Some records:
========================================================================
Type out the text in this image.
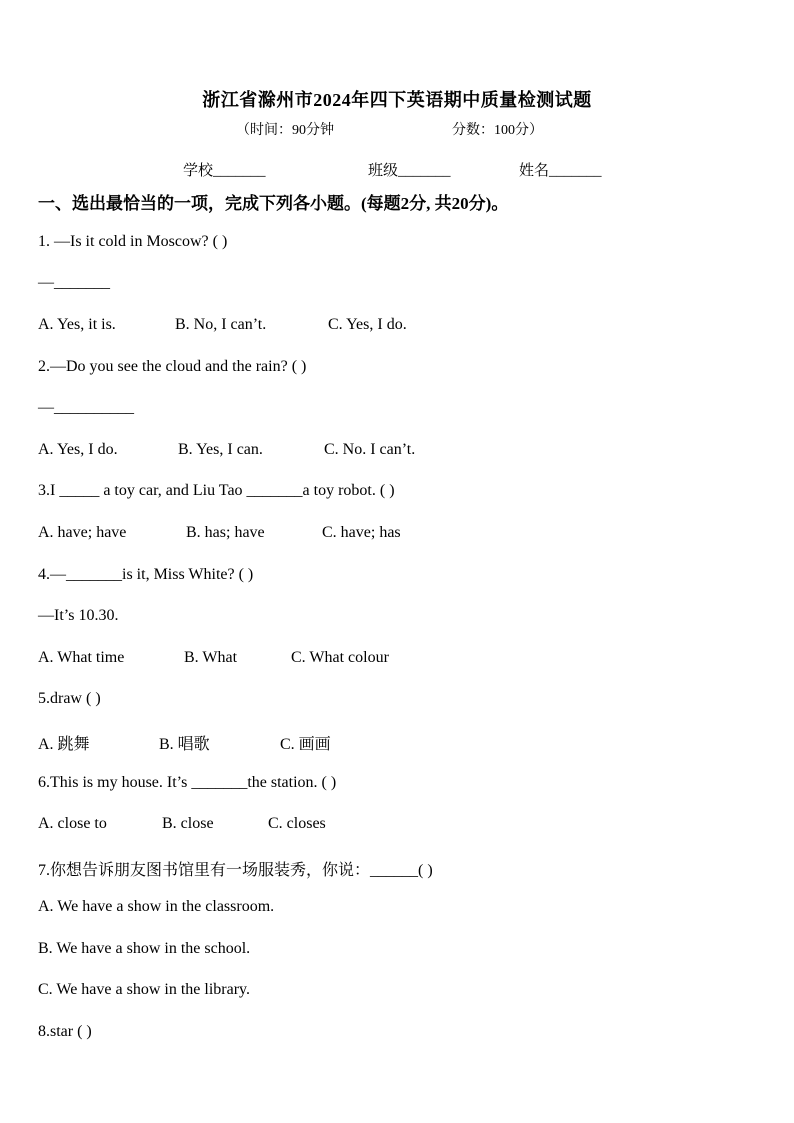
浙江省滁州市2024年四下英语期中质量检测试题
（时间：90分钟	分数：100分）
学校_______	班级_______	姓名_______
一、选出最恰当的一项，完成下列各小题。(每题2分, 共20分)。
1. —Is it cold in Moscow? ( )
—_______
A. Yes, it is.	B. No, I can’t.	C. Yes, I do.
2.—Do you see the cloud and the rain? ( )
—__________
A. Yes, I do.	B. Yes, I can.	C. No. I can’t.
3.I _____ a toy car, and Liu Tao _______a toy robot. ( )
A. have; have	B. has; have	C. have; has
4.—_______is it, Miss White? ( )
—It’s 10.30.
A. What time	B. What	C. What colour
5.draw ( )
A. 跳舞	B. 唱歌	C. 画画
6.This is my house. It’s _______the station. ( )
A. close to	B. close	C. closes
7.你想告诉朋友图书馆里有一场服装秀，你说：______( )
A. We have a show in the classroom.
B. We have a show in the school.
C. We have a show in the library.
8.star ( )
========================================================================
§ EXERCISE
Leave the pictures out and reproduce all of the records exactly.

§ COMPLETE RESPONSE
Type out the text in this image.
浙江省滁州市2024年四下英语期中质量检测试题
（时间：90分钟	分数：100分）
学校_______	班级_______	姓名_______
一、选出最恰当的一项，完成下列各小题。(每题2分, 共20分)。
1. —Is it cold in Moscow? ( )
—_______
A. Yes, it is.	B. No, I can’t.	C. Yes, I do.
2.—Do you see the cloud and the rain? ( )
—__________
A. Yes, I do.	B. Yes, I can.	C. No. I can’t.
3.I _____ a toy car, and Liu Tao _______a toy robot. ( )
A. have; have	B. has; have	C. have; has
4.—_______is it, Miss White? ( )
—It’s 10.30.
A. What time	B. What	C. What colour
5.draw ( )
A. 跳舞	B. 唱歌	C. 画画
6.This is my house. It’s _______the station. ( )
A. close to	B. close	C. closes
7.你想告诉朋友图书馆里有一场服装秀，你说：______( )
A. We have a show in the classroom.
B. We have a show in the school.
C. We have a show in the library.
8.star ( )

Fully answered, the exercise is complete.